**Problem statement**.
Your task is to repeat all of the material exactly.

[Data entries for graphics]
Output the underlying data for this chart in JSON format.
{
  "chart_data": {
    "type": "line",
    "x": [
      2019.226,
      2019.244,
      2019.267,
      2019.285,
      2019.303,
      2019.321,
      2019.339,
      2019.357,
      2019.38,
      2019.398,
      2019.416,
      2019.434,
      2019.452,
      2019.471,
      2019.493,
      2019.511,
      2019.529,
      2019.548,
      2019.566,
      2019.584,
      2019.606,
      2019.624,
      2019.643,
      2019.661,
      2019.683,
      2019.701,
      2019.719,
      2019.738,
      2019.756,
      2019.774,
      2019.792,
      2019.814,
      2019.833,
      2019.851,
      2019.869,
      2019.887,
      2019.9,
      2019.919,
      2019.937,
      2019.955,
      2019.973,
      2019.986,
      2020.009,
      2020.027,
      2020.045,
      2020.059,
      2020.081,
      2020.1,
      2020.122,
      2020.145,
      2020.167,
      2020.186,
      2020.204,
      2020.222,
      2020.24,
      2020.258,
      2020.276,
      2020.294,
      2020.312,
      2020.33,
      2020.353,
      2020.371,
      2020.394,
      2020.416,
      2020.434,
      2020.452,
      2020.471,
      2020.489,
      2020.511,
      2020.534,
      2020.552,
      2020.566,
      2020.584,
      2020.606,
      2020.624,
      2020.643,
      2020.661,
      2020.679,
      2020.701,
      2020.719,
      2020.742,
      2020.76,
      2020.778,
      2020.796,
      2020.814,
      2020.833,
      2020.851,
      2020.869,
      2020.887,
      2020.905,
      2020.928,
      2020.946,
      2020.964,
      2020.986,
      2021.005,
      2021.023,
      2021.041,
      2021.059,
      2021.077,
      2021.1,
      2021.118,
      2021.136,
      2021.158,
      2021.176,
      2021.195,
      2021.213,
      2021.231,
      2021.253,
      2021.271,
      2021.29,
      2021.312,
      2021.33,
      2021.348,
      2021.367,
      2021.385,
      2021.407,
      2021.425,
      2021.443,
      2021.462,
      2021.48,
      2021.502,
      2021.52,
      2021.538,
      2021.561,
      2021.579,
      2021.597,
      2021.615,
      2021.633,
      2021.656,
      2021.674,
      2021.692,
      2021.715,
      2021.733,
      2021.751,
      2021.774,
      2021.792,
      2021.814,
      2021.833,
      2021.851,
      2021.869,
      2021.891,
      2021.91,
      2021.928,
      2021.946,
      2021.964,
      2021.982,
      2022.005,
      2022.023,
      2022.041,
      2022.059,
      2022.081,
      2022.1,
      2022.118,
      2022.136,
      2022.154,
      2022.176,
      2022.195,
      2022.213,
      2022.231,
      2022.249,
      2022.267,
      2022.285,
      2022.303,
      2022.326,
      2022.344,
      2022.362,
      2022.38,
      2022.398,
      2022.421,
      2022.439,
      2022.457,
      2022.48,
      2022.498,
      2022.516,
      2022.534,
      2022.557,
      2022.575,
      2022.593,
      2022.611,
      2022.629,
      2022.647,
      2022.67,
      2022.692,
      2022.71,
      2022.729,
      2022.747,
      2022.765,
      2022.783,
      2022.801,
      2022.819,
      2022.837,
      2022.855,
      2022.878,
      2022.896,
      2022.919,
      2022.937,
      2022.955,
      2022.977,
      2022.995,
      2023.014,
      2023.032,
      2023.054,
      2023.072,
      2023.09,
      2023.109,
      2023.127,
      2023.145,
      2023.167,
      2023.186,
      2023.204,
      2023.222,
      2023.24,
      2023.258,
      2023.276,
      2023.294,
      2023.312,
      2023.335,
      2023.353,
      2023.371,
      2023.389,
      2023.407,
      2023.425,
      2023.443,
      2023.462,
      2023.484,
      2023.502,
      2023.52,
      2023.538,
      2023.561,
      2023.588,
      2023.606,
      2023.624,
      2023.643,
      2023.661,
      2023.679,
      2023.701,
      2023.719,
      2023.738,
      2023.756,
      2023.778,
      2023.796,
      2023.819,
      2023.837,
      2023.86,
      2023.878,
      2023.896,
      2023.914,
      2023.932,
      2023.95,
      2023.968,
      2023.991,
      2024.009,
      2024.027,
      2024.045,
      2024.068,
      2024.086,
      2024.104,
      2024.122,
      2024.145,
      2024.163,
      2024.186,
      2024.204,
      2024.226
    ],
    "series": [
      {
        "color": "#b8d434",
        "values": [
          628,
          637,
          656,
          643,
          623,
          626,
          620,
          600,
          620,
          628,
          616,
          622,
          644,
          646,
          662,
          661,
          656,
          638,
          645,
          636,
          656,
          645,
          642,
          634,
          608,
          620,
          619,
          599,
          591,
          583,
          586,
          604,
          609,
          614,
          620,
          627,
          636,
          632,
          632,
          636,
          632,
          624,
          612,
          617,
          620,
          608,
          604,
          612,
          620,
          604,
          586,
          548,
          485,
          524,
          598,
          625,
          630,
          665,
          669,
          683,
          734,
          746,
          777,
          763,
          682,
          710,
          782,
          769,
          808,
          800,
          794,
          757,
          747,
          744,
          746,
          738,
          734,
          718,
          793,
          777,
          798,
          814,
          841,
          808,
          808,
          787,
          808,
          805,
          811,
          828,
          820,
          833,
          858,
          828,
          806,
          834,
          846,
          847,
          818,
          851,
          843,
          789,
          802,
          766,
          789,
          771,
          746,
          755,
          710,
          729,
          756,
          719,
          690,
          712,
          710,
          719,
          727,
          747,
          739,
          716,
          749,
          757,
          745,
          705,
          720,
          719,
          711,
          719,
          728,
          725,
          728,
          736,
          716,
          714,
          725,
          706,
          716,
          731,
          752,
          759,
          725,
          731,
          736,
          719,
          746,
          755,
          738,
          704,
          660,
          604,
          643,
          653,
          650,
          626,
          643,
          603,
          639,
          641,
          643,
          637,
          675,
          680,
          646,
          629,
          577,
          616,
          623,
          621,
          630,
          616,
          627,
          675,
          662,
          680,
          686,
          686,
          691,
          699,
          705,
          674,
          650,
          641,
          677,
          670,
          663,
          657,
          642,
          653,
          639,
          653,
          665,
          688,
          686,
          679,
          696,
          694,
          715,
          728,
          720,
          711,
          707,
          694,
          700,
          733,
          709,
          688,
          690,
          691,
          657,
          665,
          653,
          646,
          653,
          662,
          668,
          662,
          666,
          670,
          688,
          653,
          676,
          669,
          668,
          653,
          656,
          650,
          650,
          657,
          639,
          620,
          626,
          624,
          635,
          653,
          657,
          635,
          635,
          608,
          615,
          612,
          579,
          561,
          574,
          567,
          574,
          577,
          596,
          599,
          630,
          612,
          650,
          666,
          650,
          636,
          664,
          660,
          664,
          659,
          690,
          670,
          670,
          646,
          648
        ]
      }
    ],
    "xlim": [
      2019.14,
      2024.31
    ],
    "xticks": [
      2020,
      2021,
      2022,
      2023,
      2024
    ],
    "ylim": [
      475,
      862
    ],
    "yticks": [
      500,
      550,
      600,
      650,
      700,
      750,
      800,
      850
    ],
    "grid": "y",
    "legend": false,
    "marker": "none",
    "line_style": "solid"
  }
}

**Exercise answer**.
Output the underlying data for this chart in JSON format.
{
  "chart_data": {
    "type": "line",
    "x": [
      2019.226,
      2019.244,
      2019.267,
      2019.285,
      2019.303,
      2019.321,
      2019.339,
      2019.357,
      2019.38,
      2019.398,
      2019.416,
      2019.434,
      2019.452,
      2019.471,
      2019.493,
      2019.511,
      2019.529,
      2019.548,
      2019.566,
      2019.584,
      2019.606,
      2019.624,
      2019.643,
      2019.661,
      2019.683,
      2019.701,
      2019.719,
      2019.738,
      2019.756,
      2019.774,
      2019.792,
      2019.814,
      2019.833,
      2019.851,
      2019.869,
      2019.887,
      2019.9,
      2019.919,
      2019.937,
      2019.955,
      2019.973,
      2019.986,
      2020.009,
      2020.027,
      2020.045,
      2020.059,
      2020.081,
      2020.1,
      2020.122,
      2020.145,
      2020.167,
      2020.186,
      2020.204,
      2020.222,
      2020.24,
      2020.258,
      2020.276,
      2020.294,
      2020.312,
      2020.33,
      2020.353,
      2020.371,
      2020.394,
      2020.416,
      2020.434,
      2020.452,
      2020.471,
      2020.489,
      2020.511,
      2020.534,
      2020.552,
      2020.566,
      2020.584,
      2020.606,
      2020.624,
      2020.643,
      2020.661,
      2020.679,
      2020.701,
      2020.719,
      2020.742,
      2020.76,
      2020.778,
      2020.796,
      2020.814,
      2020.833,
      2020.851,
      2020.869,
      2020.887,
      2020.905,
      2020.928,
      2020.946,
      2020.964,
      2020.986,
      2021.005,
      2021.023,
      2021.041,
      2021.059,
      2021.077,
      2021.1,
      2021.118,
      2021.136,
      2021.158,
      2021.176,
      2021.195,
      2021.213,
      2021.231,
      2021.253,
      2021.271,
      2021.29,
      2021.312,
      2021.33,
      2021.348,
      2021.367,
      2021.385,
      2021.407,
      2021.425,
      2021.443,
      2021.462,
      2021.48,
      2021.502,
      2021.52,
      2021.538,
      2021.561,
      2021.579,
      2021.597,
      2021.615,
      2021.633,
      2021.656,
      2021.674,
      2021.692,
      2021.715,
      2021.733,
      2021.751,
      2021.774,
      2021.792,
      2021.814,
      2021.833,
      2021.851,
      2021.869,
      2021.891,
      2021.91,
      2021.928,
      2021.946,
      2021.964,
      2021.982,
      2022.005,
      2022.023,
      2022.041,
      2022.059,
      2022.081,
      2022.1,
      2022.118,
      2022.136,
      2022.154,
      2022.176,
      2022.195,
      2022.213,
      2022.231,
      2022.249,
      2022.267,
      2022.285,
      2022.303,
      2022.326,
      2022.344,
      2022.362,
      2022.38,
      2022.398,
      2022.421,
      2022.439,
      2022.457,
      2022.48,
      2022.498,
      2022.516,
      2022.534,
      2022.557,
      2022.575,
      2022.593,
      2022.611,
      2022.629,
      2022.647,
      2022.67,
      2022.692,
      2022.71,
      2022.729,
      2022.747,
      2022.765,
      2022.783,
      2022.801,
      2022.819,
      2022.837,
      2022.855,
      2022.878,
      2022.896,
      2022.919,
      2022.937,
      2022.955,
      2022.977,
      2022.995,
      2023.014,
      2023.032,
      2023.054,
      2023.072,
      2023.09,
      2023.109,
      2023.127,
      2023.145,
      2023.167,
      2023.186,
      2023.204,
      2023.222,
      2023.24,
      2023.258,
      2023.276,
      2023.294,
      2023.312,
      2023.335,
      2023.353,
      2023.371,
      2023.389,
      2023.407,
      2023.425,
      2023.443,
      2023.462,
      2023.484,
      2023.502,
      2023.52,
      2023.538,
      2023.561,
      2023.588,
      2023.606,
      2023.624,
      2023.643,
      2023.661,
      2023.679,
      2023.701,
      2023.719,
      2023.738,
      2023.756,
      2023.778,
      2023.796,
      2023.819,
      2023.837,
      2023.86,
      2023.878,
      2023.896,
      2023.914,
      2023.932,
      2023.95,
      2023.968,
      2023.991,
      2024.009,
      2024.027,
      2024.045,
      2024.068,
      2024.086,
      2024.104,
      2024.122,
      2024.145,
      2024.163,
      2024.186,
      2024.204,
      2024.226
    ],
    "series": [
      {
        "color": "#b8d434",
        "values": [
          628,
          637,
          656,
          643,
          623,
          626,
          620,
          600,
          620,
          628,
          616,
          622,
          644,
          646,
          662,
          661,
          656,
          638,
          645,
          636,
          656,
          645,
          642,
          634,
          608,
          620,
          619,
          599,
          591,
          583,
          586,
          604,
          609,
          614,
          620,
          627,
          636,
          632,
          632,
          636,
          632,
          624,
          612,
          617,
          620,
          608,
          604,
          612,
          620,
          604,
          586,
          548,
          485,
          524,
          598,
          625,
          630,
          665,
          669,
          683,
          734,
          746,
          777,
          763,
          682,
          710,
          782,
          769,
          808,
          800,
          794,
          757,
          747,
          744,
          746,
          738,
          734,
          718,
          793,
          777,
          798,
          814,
          841,
          808,
          808,
          787,
          808,
          805,
          811,
          828,
          820,
          833,
          858,
          828,
          806,
          834,
          846,
          847,
          818,
          851,
          843,
          789,
          802,
          766,
          789,
          771,
          746,
          755,
          710,
          729,
          756,
          719,
          690,
          712,
          710,
          719,
          727,
          747,
          739,
          716,
          749,
          757,
          745,
          705,
          720,
          719,
          711,
          719,
          728,
          725,
          728,
          736,
          716,
          714,
          725,
          706,
          716,
          731,
          752,
          759,
          725,
          731,
          736,
          719,
          746,
          755,
          738,
          704,
          660,
          604,
          643,
          653,
          650,
          626,
          643,
          603,
          639,
          641,
          643,
          637,
          675,
          680,
          646,
          629,
          577,
          616,
          623,
          621,
          630,
          616,
          627,
          675,
          662,
          680,
          686,
          686,
          691,
          699,
          705,
          674,
          650,
          641,
          677,
          670,
          663,
          657,
          642,
          653,
          639,
          653,
          665,
          688,
          686,
          679,
          696,
          694,
          715,
          728,
          720,
          711,
          707,
          694,
          700,
          733,
          709,
          688,
          690,
          691,
          657,
          665,
          653,
          646,
          653,
          662,
          668,
          662,
          666,
          670,
          688,
          653,
          676,
          669,
          668,
          653,
          656,
          650,
          650,
          657,
          639,
          620,
          626,
          624,
          635,
          653,
          657,
          635,
          635,
          608,
          615,
          612,
          579,
          561,
          574,
          567,
          574,
          577,
          596,
          599,
          630,
          612,
          650,
          666,
          650,
          636,
          664,
          660,
          664,
          659,
          690,
          670,
          670,
          646,
          648
        ]
      }
    ],
    "xlim": [
      2019.14,
      2024.31
    ],
    "xticks": [
      2020,
      2021,
      2022,
      2023,
      2024
    ],
    "ylim": [
      475,
      862
    ],
    "yticks": [
      500,
      550,
      600,
      650,
      700,
      750,
      800,
      850
    ],
    "grid": "y",
    "legend": false,
    "marker": "none",
    "line_style": "solid"
  }
}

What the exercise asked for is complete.